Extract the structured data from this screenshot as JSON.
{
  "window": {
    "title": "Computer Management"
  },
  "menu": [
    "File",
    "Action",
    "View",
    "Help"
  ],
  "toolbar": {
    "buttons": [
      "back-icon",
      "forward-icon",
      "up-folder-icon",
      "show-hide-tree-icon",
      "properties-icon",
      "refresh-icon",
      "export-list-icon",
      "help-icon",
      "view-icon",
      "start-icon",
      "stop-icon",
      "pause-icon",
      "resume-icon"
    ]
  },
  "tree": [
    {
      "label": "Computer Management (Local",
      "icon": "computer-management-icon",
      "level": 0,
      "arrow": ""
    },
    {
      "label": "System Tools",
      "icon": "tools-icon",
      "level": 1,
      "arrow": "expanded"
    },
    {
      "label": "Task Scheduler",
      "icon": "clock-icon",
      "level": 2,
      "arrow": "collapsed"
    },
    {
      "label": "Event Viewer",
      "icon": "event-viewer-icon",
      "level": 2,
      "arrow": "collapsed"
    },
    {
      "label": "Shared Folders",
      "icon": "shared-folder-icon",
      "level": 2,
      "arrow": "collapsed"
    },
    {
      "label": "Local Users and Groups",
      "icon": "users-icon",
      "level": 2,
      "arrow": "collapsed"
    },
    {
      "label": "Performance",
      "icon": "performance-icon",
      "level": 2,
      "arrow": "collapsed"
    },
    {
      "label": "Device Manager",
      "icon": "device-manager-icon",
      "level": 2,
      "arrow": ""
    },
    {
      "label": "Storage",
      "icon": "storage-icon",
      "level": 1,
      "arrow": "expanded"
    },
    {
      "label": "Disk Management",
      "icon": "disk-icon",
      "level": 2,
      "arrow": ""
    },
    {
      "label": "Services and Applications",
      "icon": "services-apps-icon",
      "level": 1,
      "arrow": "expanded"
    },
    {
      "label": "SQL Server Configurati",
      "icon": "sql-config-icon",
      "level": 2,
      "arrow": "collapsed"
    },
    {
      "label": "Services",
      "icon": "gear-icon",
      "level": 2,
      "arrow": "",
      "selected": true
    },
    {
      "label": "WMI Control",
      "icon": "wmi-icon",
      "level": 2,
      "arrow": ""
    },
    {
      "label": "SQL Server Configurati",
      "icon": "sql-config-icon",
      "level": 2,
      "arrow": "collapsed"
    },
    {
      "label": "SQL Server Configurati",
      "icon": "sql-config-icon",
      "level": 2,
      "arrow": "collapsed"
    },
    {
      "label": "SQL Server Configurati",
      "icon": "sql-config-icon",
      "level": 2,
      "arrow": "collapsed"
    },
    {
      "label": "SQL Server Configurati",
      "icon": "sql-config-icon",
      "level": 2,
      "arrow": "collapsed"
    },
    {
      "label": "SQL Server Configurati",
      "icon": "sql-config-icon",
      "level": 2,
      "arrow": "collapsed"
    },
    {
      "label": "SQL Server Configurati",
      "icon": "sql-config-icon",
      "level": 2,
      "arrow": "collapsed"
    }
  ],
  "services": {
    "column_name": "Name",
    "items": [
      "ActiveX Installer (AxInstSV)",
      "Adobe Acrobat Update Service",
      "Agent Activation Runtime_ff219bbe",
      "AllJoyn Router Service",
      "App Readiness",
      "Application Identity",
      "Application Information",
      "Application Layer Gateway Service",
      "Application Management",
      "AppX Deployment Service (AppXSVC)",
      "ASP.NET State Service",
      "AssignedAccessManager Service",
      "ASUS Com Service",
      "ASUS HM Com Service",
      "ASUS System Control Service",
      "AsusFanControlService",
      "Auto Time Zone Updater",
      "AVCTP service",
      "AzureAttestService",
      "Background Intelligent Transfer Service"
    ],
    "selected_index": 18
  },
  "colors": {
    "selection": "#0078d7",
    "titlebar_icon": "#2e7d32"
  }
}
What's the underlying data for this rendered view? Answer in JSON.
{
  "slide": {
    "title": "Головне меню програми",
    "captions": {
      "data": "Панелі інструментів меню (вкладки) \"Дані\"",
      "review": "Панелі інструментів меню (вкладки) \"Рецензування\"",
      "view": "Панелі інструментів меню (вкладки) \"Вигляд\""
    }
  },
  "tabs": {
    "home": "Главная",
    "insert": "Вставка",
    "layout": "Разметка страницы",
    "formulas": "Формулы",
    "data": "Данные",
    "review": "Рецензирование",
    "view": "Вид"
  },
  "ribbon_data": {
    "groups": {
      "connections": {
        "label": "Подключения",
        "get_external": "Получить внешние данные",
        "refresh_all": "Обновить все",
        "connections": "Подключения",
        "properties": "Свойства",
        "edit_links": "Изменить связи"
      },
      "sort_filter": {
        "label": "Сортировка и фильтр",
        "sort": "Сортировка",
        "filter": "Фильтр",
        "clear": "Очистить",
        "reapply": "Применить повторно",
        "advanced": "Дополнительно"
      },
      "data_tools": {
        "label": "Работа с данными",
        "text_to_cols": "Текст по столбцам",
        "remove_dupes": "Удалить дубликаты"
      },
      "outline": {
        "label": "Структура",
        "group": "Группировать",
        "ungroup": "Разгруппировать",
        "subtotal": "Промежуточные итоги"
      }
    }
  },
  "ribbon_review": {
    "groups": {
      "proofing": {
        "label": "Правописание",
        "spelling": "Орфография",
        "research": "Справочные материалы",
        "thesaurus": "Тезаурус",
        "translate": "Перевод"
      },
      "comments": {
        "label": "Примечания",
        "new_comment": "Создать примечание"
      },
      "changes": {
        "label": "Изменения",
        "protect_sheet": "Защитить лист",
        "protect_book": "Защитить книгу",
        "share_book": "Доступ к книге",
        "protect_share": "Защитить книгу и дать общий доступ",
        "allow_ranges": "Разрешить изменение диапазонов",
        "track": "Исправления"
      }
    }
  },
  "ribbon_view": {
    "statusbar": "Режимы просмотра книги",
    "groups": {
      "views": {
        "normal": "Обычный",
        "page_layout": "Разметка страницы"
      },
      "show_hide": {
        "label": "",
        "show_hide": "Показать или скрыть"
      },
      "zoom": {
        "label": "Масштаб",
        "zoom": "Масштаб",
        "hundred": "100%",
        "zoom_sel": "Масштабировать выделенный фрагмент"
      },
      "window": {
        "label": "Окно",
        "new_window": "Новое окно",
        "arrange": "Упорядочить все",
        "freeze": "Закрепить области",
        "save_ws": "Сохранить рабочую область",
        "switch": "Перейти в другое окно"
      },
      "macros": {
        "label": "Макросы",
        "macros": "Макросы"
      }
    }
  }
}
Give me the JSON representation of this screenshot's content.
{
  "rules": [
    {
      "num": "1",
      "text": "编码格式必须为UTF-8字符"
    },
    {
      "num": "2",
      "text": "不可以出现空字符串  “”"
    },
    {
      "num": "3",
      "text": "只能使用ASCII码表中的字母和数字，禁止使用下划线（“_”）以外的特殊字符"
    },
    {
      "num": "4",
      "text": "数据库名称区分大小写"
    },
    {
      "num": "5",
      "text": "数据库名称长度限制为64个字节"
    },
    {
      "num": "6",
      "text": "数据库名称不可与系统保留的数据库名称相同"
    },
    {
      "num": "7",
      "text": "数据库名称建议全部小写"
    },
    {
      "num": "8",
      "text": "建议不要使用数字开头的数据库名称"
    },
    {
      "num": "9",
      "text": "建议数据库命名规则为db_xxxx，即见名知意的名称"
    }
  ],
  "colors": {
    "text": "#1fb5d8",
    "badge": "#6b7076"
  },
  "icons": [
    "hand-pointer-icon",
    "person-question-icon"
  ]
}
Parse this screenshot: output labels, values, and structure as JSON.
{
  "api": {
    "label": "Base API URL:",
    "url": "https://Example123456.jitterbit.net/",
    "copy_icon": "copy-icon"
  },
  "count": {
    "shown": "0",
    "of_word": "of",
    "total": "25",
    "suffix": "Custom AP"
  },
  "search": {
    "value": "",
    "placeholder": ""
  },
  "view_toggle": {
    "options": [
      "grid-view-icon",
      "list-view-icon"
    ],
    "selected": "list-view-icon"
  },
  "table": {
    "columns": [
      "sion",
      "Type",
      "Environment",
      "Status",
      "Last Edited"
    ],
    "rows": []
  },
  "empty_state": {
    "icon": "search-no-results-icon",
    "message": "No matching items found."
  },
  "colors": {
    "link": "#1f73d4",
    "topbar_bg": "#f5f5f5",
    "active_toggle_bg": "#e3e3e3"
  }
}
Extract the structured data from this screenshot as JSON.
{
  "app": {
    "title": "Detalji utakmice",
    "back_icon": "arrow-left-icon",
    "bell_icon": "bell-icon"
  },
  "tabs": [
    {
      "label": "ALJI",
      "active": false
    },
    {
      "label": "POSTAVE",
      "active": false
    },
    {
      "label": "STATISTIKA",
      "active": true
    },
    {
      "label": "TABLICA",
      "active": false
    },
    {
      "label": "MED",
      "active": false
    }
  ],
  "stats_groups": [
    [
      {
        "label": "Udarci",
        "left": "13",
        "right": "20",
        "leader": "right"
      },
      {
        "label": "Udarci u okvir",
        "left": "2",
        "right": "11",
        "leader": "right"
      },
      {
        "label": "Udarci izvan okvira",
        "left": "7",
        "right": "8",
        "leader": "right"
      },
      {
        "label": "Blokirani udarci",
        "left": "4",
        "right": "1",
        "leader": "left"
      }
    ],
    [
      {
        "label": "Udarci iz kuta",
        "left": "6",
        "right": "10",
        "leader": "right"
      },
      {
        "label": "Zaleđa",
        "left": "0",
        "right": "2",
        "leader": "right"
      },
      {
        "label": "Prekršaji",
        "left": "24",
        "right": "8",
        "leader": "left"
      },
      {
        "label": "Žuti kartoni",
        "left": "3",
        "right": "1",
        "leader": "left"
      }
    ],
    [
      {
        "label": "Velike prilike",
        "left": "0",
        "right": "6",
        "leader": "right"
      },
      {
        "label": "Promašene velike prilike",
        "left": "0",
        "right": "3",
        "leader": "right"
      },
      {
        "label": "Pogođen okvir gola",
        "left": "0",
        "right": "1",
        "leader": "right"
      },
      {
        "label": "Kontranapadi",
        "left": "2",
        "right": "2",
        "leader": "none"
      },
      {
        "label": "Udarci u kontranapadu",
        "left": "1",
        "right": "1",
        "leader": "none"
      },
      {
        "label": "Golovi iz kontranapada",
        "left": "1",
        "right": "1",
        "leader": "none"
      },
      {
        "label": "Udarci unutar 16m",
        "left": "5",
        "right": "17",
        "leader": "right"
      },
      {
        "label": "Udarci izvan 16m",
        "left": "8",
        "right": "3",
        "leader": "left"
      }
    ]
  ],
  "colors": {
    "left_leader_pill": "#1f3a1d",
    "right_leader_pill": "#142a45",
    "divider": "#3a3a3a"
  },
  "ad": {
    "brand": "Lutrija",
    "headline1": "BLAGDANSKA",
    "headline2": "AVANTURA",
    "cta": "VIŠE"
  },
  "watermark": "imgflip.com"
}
####
What to produce: From the entries above, pull out each line that includes "Разметка".

Result of this exercise:
    "layout": "Разметка страницы",
        "page_layout": "Разметка страницы"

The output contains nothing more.